* Begin Dataset excerpts *

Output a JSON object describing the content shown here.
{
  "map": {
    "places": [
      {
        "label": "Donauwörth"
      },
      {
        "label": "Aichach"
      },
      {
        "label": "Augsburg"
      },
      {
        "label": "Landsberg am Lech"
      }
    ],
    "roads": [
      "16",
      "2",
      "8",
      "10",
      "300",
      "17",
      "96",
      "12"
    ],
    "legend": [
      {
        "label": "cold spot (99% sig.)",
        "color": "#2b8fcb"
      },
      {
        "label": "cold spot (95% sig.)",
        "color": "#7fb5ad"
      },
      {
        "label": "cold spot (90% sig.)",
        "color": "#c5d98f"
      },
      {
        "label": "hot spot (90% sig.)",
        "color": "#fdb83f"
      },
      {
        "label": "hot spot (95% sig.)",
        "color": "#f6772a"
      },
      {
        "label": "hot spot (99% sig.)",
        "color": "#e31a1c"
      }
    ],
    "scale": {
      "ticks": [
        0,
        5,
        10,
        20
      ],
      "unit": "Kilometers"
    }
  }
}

* End Dataset excerpts *

Prompt: Restate the data above word for word, please.

Response to this task:
Output a JSON object describing the content shown here.
{
  "map": {
    "places": [
      {
        "label": "Donauwörth"
      },
      {
        "label": "Aichach"
      },
      {
        "label": "Augsburg"
      },
      {
        "label": "Landsberg am Lech"
      }
    ],
    "roads": [
      "16",
      "2",
      "8",
      "10",
      "300",
      "17",
      "96",
      "12"
    ],
    "legend": [
      {
        "label": "cold spot (99% sig.)",
        "color": "#2b8fcb"
      },
      {
        "label": "cold spot (95% sig.)",
        "color": "#7fb5ad"
      },
      {
        "label": "cold spot (90% sig.)",
        "color": "#c5d98f"
      },
      {
        "label": "hot spot (90% sig.)",
        "color": "#fdb83f"
      },
      {
        "label": "hot spot (95% sig.)",
        "color": "#f6772a"
      },
      {
        "label": "hot spot (99% sig.)",
        "color": "#e31a1c"
      }
    ],
    "scale": {
      "ticks": [
        0,
        5,
        10,
        20
      ],
      "unit": "Kilometers"
    }
  }
}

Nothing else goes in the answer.